**Stored records**
----

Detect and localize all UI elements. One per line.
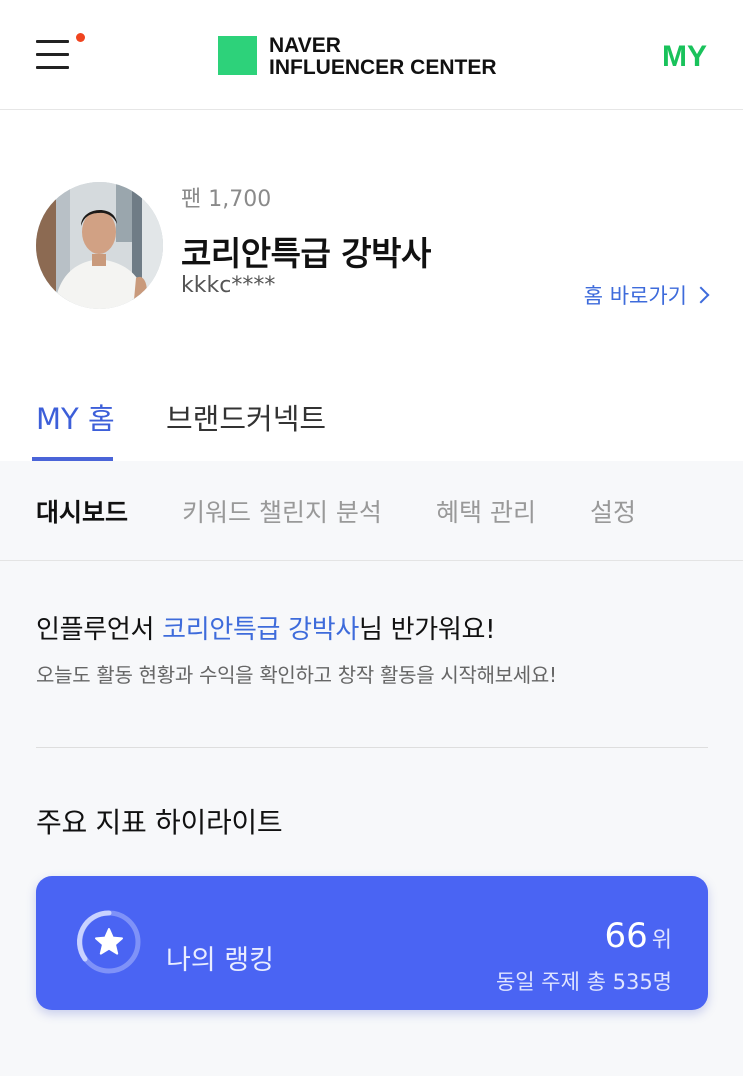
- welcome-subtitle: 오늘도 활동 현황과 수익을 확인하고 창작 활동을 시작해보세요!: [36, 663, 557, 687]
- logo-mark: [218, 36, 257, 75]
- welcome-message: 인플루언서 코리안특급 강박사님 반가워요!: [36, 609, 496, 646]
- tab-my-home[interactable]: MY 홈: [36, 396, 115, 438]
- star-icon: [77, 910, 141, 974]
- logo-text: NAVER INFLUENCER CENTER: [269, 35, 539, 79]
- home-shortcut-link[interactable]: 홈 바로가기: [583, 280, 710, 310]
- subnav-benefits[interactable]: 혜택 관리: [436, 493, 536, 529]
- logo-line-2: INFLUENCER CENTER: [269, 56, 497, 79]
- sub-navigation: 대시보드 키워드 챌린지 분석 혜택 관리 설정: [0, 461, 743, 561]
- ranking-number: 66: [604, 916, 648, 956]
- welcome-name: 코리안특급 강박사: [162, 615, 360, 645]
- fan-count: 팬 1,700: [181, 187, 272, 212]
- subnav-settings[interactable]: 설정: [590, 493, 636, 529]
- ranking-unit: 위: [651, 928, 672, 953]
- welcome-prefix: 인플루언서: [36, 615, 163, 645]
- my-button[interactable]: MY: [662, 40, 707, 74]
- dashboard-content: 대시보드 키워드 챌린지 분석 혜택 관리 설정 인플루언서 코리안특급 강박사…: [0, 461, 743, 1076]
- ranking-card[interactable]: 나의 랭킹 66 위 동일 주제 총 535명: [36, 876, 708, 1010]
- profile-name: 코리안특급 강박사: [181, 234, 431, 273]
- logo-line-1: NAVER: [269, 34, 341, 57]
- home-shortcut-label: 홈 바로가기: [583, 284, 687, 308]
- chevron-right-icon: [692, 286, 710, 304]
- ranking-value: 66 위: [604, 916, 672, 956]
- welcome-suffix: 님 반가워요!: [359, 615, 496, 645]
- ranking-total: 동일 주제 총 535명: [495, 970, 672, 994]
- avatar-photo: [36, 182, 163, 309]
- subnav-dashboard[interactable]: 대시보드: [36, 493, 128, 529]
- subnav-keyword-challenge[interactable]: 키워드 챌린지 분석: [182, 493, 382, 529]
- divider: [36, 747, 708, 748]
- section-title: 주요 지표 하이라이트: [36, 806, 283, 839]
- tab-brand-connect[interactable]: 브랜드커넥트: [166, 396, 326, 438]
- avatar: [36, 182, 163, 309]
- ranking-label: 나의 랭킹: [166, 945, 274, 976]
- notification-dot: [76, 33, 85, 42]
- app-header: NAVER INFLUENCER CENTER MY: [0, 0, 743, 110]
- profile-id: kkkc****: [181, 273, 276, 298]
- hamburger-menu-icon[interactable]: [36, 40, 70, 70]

----

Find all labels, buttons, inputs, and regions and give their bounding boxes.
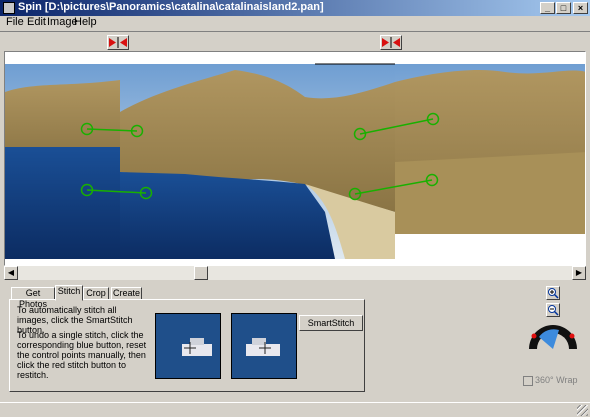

----

**Exercise objective**
Can you copy the listing word for word, from the line with "Detect and localize" through the line with "- hamburger-menu-icon[interactable]: [36, 40, 70, 70]", both ends included, and leave out the picture?

**Worked answer**
Detect and localize all UI elements. One per line.
- welcome-subtitle: 오늘도 활동 현황과 수익을 확인하고 창작 활동을 시작해보세요!: [36, 663, 557, 687]
- logo-mark: [218, 36, 257, 75]
- welcome-message: 인플루언서 코리안특급 강박사님 반가워요!: [36, 609, 496, 646]
- tab-my-home[interactable]: MY 홈: [36, 396, 115, 438]
- star-icon: [77, 910, 141, 974]
- logo-text: NAVER INFLUENCER CENTER: [269, 35, 539, 79]
- home-shortcut-link[interactable]: 홈 바로가기: [583, 280, 710, 310]
- subnav-benefits[interactable]: 혜택 관리: [436, 493, 536, 529]
- logo-line-2: INFLUENCER CENTER: [269, 56, 497, 79]
- sub-navigation: 대시보드 키워드 챌린지 분석 혜택 관리 설정: [0, 461, 743, 561]
- ranking-number: 66: [604, 916, 648, 956]
- welcome-name: 코리안특급 강박사: [162, 615, 360, 645]
- fan-count: 팬 1,700: [181, 187, 272, 212]
- subnav-settings[interactable]: 설정: [590, 493, 636, 529]
- ranking-unit: 위: [651, 928, 672, 953]
- welcome-prefix: 인플루언서: [36, 615, 163, 645]
- my-button[interactable]: MY: [662, 40, 707, 74]
- dashboard-content: 대시보드 키워드 챌린지 분석 혜택 관리 설정 인플루언서 코리안특급 강박사…: [0, 461, 743, 1076]
- ranking-card[interactable]: 나의 랭킹 66 위 동일 주제 총 535명: [36, 876, 708, 1010]
- profile-name: 코리안특급 강박사: [181, 234, 431, 273]
- logo-line-1: NAVER: [269, 34, 341, 57]
- home-shortcut-label: 홈 바로가기: [583, 284, 687, 308]
- chevron-right-icon: [692, 286, 710, 304]
- ranking-value: 66 위: [604, 916, 672, 956]
- welcome-suffix: 님 반가워요!: [359, 615, 496, 645]
- ranking-total: 동일 주제 총 535명: [495, 970, 672, 994]
- avatar-photo: [36, 182, 163, 309]
- subnav-dashboard[interactable]: 대시보드: [36, 493, 128, 529]
- subnav-keyword-challenge[interactable]: 키워드 챌린지 분석: [182, 493, 382, 529]
- divider: [36, 747, 708, 748]
- section-title: 주요 지표 하이라이트: [36, 806, 283, 839]
- tab-brand-connect[interactable]: 브랜드커넥트: [166, 396, 326, 438]
- avatar: [36, 182, 163, 309]
- ranking-label: 나의 랭킹: [166, 945, 274, 976]
- notification-dot: [76, 33, 85, 42]
- app-header: NAVER INFLUENCER CENTER MY: [0, 0, 743, 110]
- profile-id: kkkc****: [181, 273, 276, 298]
- hamburger-menu-icon[interactable]: [36, 40, 70, 70]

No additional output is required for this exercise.